**Exercise prompt**
For the data that follows, report how many lines contain the word "JSON", and nothing else.

**Material**
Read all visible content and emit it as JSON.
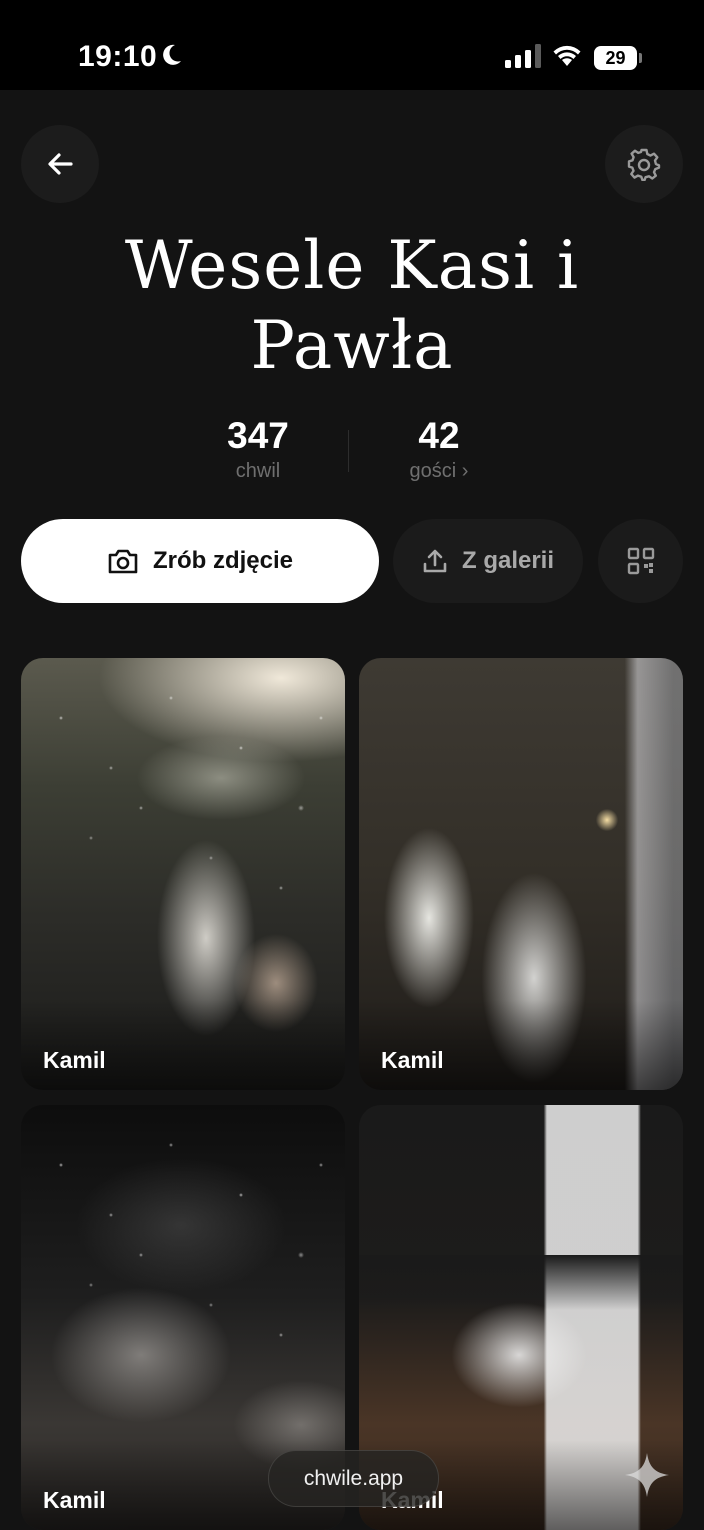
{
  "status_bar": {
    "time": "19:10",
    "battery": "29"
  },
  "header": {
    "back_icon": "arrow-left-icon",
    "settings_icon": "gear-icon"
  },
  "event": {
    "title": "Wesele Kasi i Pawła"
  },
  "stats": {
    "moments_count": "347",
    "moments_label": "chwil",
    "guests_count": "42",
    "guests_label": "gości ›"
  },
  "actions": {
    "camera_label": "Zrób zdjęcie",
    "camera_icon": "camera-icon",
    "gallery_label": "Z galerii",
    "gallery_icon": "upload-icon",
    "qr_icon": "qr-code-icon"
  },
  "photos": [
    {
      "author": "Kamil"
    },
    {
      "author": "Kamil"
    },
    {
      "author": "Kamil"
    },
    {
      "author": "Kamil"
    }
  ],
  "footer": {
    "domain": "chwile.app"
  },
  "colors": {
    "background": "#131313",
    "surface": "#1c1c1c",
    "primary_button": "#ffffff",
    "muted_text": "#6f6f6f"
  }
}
--
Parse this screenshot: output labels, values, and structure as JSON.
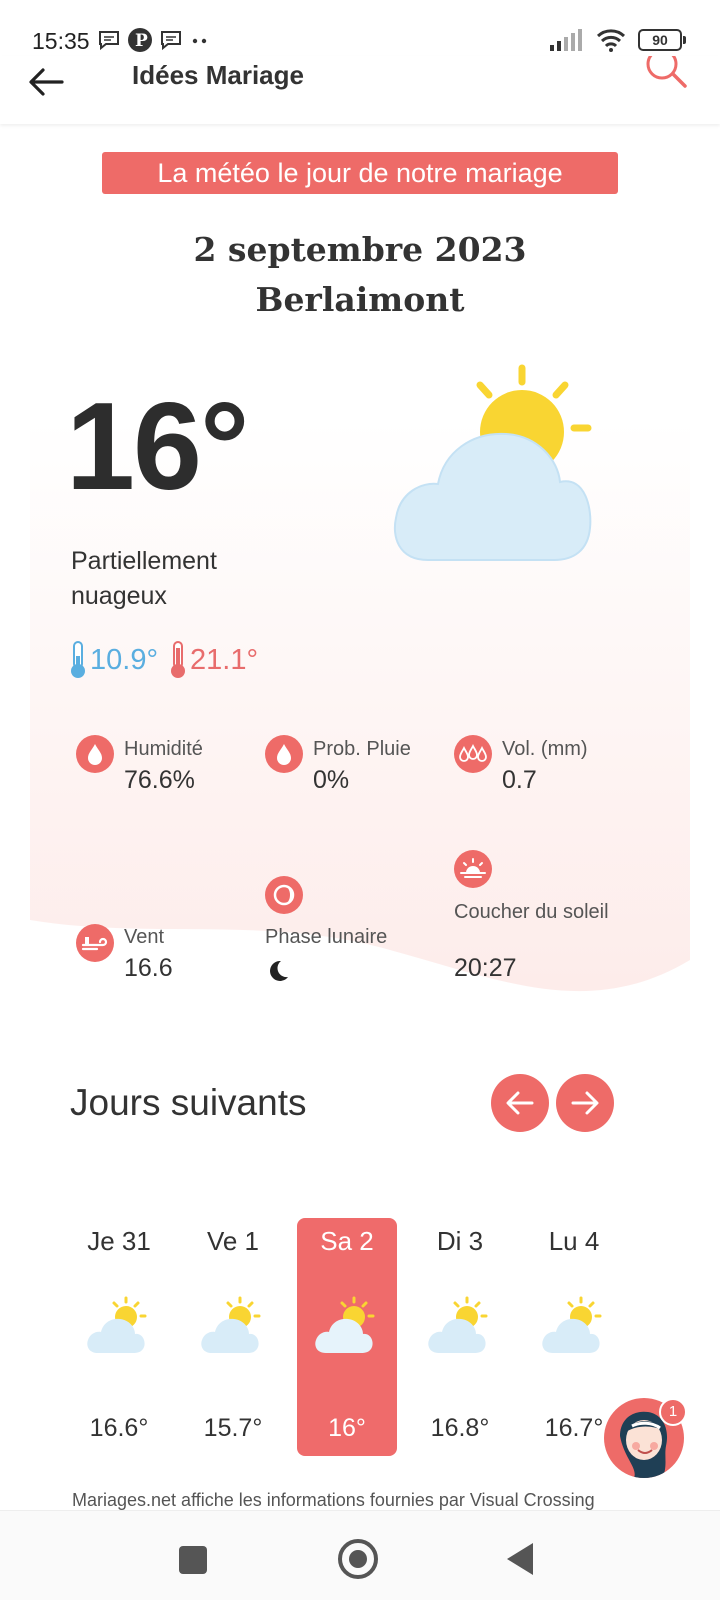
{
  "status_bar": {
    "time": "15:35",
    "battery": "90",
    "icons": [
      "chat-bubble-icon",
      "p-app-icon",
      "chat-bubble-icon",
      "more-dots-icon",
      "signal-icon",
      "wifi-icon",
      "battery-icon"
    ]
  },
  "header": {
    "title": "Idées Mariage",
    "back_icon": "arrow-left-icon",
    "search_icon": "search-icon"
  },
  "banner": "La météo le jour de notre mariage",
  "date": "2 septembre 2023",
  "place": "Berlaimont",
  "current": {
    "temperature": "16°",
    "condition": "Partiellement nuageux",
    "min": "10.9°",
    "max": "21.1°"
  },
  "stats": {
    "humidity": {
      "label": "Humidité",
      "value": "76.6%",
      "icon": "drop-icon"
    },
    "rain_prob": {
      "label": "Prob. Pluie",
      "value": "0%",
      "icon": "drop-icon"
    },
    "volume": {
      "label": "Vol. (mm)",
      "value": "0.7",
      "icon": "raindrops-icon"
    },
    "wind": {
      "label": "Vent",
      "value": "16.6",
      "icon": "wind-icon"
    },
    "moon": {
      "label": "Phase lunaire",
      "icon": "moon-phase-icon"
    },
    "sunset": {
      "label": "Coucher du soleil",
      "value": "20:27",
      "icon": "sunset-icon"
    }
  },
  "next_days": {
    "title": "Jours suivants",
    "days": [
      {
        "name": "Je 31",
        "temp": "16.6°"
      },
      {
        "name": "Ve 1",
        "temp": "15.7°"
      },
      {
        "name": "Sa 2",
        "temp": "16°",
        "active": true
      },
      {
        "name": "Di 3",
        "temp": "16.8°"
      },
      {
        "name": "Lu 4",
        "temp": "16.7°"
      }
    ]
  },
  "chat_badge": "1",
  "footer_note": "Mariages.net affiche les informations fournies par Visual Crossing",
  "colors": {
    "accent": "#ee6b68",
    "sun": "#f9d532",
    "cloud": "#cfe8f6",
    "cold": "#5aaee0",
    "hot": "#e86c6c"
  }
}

**Finished task**
2